---------- Excerpted records
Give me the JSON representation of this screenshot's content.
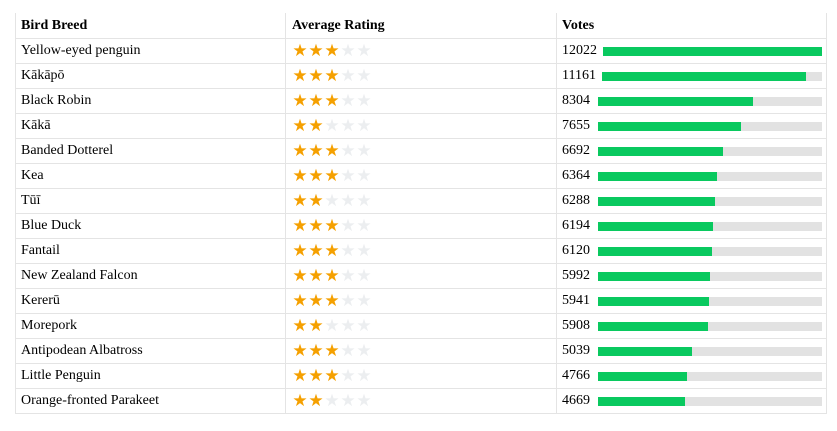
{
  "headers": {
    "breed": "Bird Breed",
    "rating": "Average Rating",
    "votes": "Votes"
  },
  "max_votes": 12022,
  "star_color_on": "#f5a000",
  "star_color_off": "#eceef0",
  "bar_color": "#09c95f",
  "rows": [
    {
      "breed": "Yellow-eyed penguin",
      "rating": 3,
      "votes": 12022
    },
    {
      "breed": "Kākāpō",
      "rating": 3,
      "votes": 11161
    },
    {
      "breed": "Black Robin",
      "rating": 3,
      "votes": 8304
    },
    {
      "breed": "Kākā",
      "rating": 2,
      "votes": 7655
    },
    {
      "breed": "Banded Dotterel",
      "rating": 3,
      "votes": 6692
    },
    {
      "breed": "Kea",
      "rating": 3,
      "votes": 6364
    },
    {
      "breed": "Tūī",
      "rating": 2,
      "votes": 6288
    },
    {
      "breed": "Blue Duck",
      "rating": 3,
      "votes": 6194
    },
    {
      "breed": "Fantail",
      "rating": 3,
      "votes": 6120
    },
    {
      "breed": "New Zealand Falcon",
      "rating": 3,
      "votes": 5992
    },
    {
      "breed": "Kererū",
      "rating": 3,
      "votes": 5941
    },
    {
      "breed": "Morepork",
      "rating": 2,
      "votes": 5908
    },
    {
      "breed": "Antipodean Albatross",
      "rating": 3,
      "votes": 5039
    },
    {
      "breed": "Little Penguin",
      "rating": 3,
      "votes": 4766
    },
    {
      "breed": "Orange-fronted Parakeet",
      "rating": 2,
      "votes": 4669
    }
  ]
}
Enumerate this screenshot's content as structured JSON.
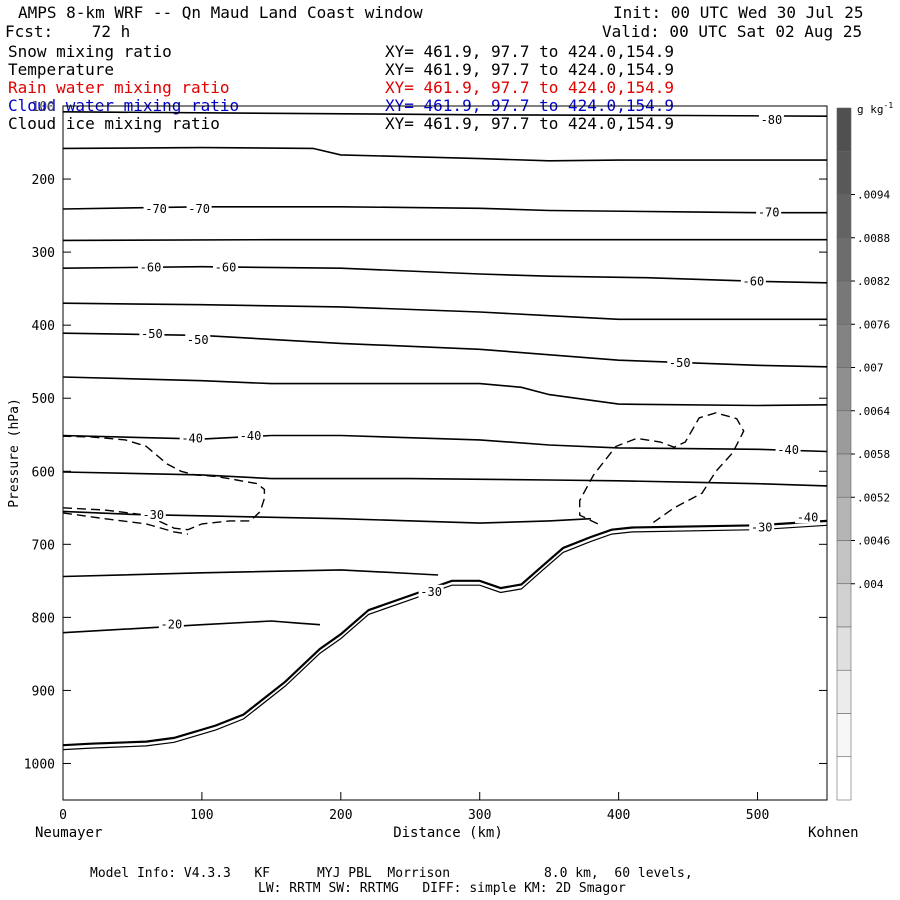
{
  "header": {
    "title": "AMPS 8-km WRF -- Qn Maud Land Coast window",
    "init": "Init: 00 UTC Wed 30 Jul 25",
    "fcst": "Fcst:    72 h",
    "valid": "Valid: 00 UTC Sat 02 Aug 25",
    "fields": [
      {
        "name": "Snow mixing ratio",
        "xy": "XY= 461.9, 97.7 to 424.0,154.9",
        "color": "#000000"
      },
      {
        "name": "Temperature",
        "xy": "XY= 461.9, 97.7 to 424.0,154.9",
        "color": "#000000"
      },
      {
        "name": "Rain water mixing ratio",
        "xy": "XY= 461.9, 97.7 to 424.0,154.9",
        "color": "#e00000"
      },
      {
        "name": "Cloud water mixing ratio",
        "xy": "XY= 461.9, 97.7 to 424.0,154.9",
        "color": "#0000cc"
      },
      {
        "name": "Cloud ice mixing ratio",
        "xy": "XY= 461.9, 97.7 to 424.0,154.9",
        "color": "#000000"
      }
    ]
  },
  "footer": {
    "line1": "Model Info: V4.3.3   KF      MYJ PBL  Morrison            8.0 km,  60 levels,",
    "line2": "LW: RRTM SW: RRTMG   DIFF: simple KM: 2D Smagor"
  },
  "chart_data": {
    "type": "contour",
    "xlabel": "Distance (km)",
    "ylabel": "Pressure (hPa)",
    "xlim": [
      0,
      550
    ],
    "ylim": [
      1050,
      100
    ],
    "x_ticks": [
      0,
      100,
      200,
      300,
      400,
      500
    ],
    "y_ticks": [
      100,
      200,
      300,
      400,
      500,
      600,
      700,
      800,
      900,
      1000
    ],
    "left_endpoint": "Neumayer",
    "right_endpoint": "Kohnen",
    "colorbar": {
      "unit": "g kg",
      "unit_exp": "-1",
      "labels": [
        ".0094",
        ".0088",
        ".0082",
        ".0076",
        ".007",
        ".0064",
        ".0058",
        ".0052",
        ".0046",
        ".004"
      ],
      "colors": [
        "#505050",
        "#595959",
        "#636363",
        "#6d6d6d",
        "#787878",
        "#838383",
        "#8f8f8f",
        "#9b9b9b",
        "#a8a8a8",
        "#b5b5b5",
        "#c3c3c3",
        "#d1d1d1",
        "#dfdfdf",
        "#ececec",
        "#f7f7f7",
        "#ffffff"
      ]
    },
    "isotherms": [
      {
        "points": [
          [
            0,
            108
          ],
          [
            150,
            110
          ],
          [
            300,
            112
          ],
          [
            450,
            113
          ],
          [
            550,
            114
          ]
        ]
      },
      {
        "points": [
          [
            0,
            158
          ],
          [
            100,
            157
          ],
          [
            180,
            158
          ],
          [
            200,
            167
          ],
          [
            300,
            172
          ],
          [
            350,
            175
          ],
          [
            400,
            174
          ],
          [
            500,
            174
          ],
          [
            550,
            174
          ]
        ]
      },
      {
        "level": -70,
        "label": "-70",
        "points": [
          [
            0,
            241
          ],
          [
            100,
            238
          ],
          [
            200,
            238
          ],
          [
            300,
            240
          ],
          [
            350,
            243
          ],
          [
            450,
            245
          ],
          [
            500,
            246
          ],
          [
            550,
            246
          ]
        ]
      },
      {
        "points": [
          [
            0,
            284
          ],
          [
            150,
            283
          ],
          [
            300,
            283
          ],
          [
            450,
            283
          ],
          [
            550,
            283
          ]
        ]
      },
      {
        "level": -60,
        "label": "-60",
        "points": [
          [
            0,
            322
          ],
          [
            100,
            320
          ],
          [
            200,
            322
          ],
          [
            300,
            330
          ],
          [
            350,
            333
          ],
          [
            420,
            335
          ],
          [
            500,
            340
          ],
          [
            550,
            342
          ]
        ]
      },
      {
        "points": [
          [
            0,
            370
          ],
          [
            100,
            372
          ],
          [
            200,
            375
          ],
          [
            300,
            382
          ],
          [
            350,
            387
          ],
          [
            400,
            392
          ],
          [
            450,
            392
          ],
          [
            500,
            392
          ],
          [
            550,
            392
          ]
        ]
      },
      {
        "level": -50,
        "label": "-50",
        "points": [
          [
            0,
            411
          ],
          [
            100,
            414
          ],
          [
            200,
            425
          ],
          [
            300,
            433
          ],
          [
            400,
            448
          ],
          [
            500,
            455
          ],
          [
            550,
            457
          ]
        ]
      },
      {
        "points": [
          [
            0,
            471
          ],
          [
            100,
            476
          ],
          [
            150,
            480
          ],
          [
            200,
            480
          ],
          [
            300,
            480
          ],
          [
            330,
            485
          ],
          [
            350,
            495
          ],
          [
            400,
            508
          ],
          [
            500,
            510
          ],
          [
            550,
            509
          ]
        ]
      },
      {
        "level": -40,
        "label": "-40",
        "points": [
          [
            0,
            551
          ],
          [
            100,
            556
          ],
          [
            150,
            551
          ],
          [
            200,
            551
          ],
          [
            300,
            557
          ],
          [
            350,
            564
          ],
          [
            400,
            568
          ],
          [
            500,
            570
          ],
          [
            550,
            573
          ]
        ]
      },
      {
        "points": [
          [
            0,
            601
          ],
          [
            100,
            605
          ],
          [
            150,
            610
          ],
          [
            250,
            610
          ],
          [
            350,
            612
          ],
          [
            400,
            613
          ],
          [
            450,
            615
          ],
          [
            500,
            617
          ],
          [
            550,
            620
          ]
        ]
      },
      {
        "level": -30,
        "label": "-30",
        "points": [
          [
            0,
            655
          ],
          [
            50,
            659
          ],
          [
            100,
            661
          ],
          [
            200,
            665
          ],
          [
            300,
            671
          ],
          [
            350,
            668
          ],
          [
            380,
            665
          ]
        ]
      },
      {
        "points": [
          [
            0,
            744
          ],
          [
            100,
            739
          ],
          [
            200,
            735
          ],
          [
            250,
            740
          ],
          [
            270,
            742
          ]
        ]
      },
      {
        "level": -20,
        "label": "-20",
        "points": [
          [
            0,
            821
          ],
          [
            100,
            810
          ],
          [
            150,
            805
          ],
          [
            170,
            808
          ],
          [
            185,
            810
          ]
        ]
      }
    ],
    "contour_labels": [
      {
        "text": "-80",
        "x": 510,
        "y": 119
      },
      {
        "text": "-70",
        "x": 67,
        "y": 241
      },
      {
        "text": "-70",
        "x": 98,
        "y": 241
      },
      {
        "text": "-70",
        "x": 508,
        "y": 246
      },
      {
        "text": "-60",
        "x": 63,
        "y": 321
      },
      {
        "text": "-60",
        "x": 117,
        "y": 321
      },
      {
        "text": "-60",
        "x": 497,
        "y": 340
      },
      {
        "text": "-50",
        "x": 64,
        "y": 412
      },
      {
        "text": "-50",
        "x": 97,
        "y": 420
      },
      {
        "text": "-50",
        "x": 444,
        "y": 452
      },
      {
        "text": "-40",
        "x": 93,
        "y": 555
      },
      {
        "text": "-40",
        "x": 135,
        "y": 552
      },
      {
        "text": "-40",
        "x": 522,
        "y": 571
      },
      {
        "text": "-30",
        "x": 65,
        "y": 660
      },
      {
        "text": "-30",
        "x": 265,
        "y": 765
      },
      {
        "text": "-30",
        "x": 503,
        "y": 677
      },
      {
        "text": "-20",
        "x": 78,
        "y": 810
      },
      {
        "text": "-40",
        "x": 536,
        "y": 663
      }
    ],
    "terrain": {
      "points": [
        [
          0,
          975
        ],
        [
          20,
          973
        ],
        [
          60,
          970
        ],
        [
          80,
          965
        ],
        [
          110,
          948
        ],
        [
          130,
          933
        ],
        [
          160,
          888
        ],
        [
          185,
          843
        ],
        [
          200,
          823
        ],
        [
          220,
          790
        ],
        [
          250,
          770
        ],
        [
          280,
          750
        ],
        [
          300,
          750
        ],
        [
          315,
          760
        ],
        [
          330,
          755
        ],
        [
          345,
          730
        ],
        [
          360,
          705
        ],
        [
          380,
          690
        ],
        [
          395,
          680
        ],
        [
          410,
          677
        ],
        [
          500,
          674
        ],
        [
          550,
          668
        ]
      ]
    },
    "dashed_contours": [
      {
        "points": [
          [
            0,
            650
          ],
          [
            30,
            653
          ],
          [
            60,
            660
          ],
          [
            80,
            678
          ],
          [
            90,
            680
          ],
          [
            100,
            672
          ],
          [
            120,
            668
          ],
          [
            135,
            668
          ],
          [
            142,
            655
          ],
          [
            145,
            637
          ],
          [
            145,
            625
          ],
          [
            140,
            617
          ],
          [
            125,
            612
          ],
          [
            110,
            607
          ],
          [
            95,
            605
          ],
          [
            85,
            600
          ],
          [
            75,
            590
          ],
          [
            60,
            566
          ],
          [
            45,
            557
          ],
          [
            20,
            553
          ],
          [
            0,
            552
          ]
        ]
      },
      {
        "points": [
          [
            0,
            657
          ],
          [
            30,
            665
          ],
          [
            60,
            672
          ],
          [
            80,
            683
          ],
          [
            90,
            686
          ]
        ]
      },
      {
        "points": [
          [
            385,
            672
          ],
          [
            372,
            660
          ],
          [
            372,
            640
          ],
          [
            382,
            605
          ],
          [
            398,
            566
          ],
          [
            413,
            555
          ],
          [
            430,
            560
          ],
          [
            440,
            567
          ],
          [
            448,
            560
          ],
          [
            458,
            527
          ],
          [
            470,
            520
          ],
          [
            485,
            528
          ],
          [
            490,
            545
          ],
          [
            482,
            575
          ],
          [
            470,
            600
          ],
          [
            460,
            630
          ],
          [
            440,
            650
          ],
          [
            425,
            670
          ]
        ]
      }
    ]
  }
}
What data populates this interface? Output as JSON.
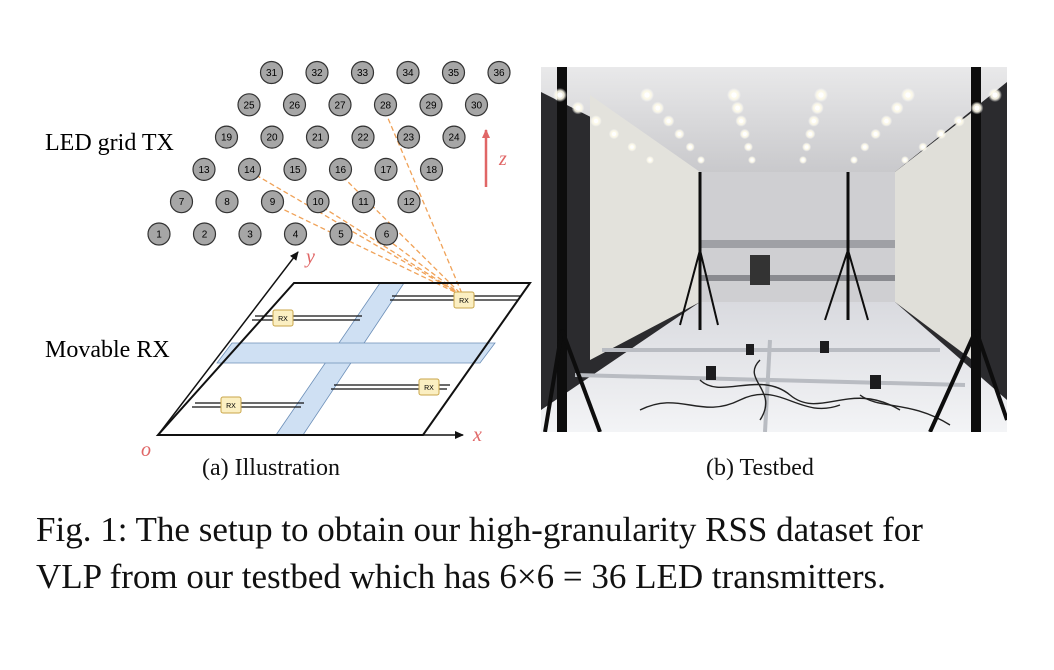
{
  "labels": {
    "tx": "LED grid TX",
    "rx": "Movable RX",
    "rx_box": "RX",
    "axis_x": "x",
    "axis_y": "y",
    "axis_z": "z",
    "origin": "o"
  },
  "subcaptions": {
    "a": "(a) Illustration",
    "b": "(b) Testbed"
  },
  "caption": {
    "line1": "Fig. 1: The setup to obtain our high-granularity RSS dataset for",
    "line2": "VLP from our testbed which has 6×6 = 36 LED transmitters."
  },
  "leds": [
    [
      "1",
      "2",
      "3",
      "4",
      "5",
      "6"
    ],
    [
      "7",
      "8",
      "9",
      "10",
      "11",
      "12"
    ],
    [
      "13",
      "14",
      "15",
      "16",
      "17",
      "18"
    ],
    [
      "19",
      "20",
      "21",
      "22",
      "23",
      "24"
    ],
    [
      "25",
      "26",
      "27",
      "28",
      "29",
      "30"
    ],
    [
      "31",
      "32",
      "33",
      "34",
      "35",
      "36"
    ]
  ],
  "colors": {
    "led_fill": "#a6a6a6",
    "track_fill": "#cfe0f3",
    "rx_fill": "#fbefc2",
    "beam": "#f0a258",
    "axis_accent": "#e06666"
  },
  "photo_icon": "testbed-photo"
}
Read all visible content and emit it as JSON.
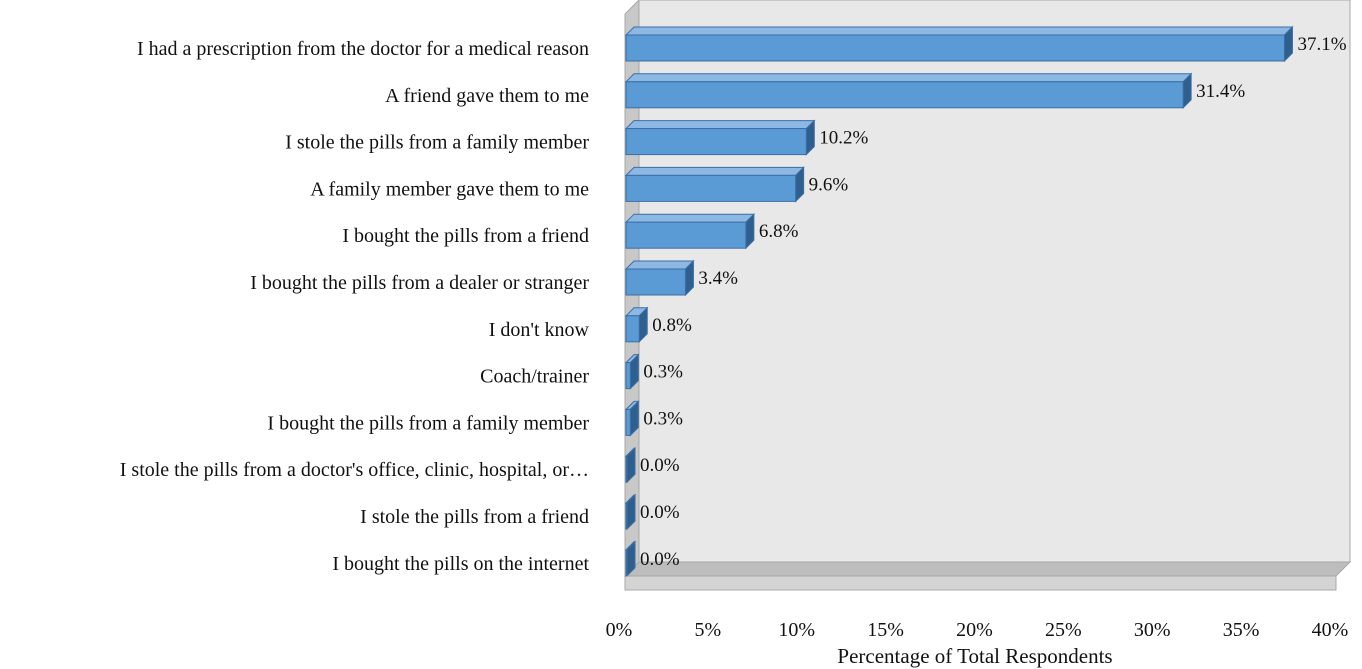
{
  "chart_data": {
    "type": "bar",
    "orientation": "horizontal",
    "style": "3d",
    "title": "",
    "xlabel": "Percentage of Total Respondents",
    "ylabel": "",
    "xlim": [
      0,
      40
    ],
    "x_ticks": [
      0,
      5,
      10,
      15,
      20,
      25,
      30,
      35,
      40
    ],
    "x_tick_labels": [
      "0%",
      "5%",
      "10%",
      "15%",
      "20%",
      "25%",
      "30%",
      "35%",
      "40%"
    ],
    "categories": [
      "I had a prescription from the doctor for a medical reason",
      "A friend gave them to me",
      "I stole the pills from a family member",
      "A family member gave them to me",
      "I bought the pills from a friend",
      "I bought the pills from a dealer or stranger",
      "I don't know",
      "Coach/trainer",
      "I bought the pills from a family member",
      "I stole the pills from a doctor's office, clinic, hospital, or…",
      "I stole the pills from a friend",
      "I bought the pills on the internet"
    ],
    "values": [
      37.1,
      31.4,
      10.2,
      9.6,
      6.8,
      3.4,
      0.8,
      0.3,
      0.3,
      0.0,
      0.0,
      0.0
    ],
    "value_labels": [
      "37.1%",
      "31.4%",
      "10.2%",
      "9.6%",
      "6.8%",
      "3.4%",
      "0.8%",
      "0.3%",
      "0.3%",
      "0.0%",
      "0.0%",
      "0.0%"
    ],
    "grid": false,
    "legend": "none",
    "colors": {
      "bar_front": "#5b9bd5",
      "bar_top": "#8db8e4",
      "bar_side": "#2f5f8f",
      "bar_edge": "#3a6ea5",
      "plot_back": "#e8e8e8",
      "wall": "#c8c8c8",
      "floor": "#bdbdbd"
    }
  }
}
--------------------
**Given exercise:** Show every line from the entries above in which "water" appears.

**Solution to this problem:**
        "name": "Rain water mixing ratio",
        "name": "Cloud water mixing ratio",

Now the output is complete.